-- Start of Supplied entries --

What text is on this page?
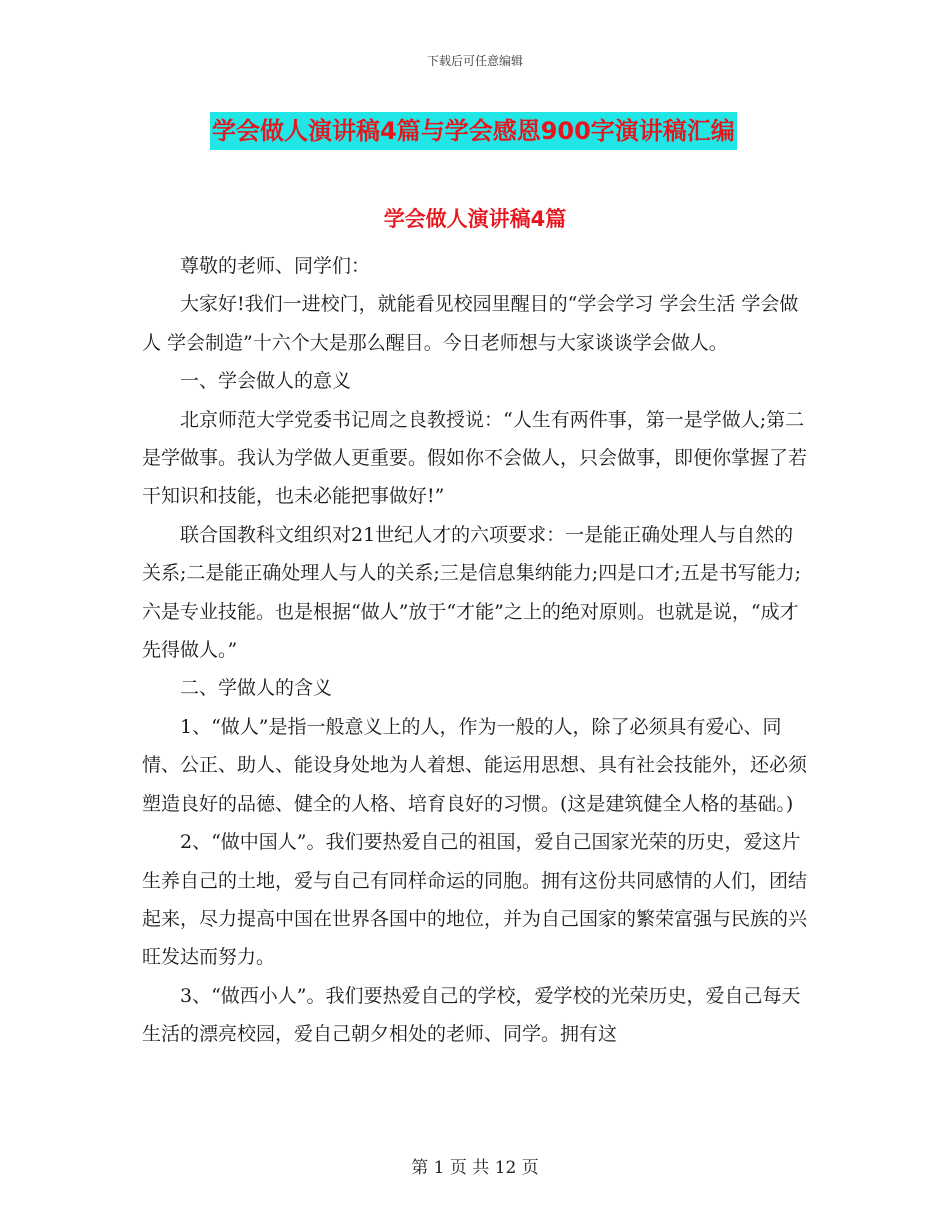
下载后可任意编辑
学会做人演讲稿4篇与学会感恩900字演讲稿汇编
学会做人演讲稿4篇

尊敬的老师、同学们：

大家好!我们一进校门，就能看见校园里醒目的“学会学习 学会生活 学会做人 学会制造”十六个大是那么醒目。今日老师想与大家谈谈学会做人。

一、学会做人的意义

北京师范大学党委书记周之良教授说：“人生有两件事，第一是学做人;第二是学做事。我认为学做人更重要。假如你不会做人，只会做事，即便你掌握了若干知识和技能，也未必能把事做好!”

联合国教科文组织对21世纪人才的六项要求：一是能正确处理人与自然的关系;二是能正确处理人与人的关系;三是信息集纳能力;四是口才;五是书写能力;六是专业技能。也是根据“做人”放于“才能”之上的绝对原则。也就是说，“成才先得做人。”

二、学做人的含义

1、“做人”是指一般意义上的人，作为一般的人，除了必须具有爱心、同情、公正、助人、能设身处地为人着想、能运用思想、具有社会技能外，还必须塑造良好的品德、健全的人格、培育良好的习惯。(这是建筑健全人格的基础。)

2、“做中国人”。我们要热爱自己的祖国，爱自己国家光荣的历史，爱这片生养自己的土地，爱与自己有同样命运的同胞。拥有这份共同感情的人们，团结起来，尽力提高中国在世界各国中的地位，并为自己国家的繁荣富强与民族的兴旺发达而努力。

3、“做西小人”。我们要热爱自己的学校，爱学校的光荣历史，爱自己每天生活的漂亮校园，爱自己朝夕相处的老师、同学。拥有这

第 1 页 共 12 页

-- End of Supplied entries --

> Aim of the exercise:
Set down the complete material exactly, but do not include the images.

> Result of this exercise:
What text is on this page?
下载后可任意编辑
学会做人演讲稿4篇与学会感恩900字演讲稿汇编
学会做人演讲稿4篇

尊敬的老师、同学们：

大家好!我们一进校门，就能看见校园里醒目的“学会学习 学会生活 学会做人 学会制造”十六个大是那么醒目。今日老师想与大家谈谈学会做人。

一、学会做人的意义

北京师范大学党委书记周之良教授说：“人生有两件事，第一是学做人;第二是学做事。我认为学做人更重要。假如你不会做人，只会做事，即便你掌握了若干知识和技能，也未必能把事做好!”

联合国教科文组织对21世纪人才的六项要求：一是能正确处理人与自然的关系;二是能正确处理人与人的关系;三是信息集纳能力;四是口才;五是书写能力;六是专业技能。也是根据“做人”放于“才能”之上的绝对原则。也就是说，“成才先得做人。”

二、学做人的含义

1、“做人”是指一般意义上的人，作为一般的人，除了必须具有爱心、同情、公正、助人、能设身处地为人着想、能运用思想、具有社会技能外，还必须塑造良好的品德、健全的人格、培育良好的习惯。(这是建筑健全人格的基础。)

2、“做中国人”。我们要热爱自己的祖国，爱自己国家光荣的历史，爱这片生养自己的土地，爱与自己有同样命运的同胞。拥有这份共同感情的人们，团结起来，尽力提高中国在世界各国中的地位，并为自己国家的繁荣富强与民族的兴旺发达而努力。

3、“做西小人”。我们要热爱自己的学校，爱学校的光荣历史，爱自己每天生活的漂亮校园，爱自己朝夕相处的老师、同学。拥有这

第 1 页 共 12 页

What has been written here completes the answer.